▶ What to produce
Show all lines from the listing below that contain "Time".

▶ Record list
________________________
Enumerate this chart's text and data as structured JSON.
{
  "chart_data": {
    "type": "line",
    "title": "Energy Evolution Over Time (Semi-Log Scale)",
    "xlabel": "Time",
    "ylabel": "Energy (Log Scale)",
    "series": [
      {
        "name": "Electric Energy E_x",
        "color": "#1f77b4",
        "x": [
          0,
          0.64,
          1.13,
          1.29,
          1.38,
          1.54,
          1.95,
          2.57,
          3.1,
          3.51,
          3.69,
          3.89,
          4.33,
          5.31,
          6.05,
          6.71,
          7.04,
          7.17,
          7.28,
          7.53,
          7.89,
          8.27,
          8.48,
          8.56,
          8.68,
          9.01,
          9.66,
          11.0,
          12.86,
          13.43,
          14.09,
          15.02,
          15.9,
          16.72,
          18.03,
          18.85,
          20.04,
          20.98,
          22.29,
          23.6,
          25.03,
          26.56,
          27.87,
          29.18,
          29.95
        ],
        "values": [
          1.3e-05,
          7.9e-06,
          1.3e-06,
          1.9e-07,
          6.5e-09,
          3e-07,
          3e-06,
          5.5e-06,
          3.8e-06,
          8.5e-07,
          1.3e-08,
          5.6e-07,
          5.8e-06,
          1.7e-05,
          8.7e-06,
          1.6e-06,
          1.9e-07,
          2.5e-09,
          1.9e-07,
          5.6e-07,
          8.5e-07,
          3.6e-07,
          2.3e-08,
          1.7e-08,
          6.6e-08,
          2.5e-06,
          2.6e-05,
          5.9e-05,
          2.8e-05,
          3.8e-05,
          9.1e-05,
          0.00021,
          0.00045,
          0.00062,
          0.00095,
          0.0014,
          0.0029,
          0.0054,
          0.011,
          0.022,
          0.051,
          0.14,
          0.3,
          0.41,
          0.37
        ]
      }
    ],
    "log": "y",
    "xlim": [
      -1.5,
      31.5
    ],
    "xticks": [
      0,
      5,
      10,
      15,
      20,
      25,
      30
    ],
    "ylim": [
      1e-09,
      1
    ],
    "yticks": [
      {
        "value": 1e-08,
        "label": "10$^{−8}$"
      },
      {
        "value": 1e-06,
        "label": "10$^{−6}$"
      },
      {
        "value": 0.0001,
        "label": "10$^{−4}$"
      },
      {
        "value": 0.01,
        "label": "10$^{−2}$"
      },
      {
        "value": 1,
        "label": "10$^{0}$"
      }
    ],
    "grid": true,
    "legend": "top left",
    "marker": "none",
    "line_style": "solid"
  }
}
________________________
▶ Exercise response
    "title": "Energy Evolution Over Time (Semi-Log Scale)",
    "xlabel": "Time",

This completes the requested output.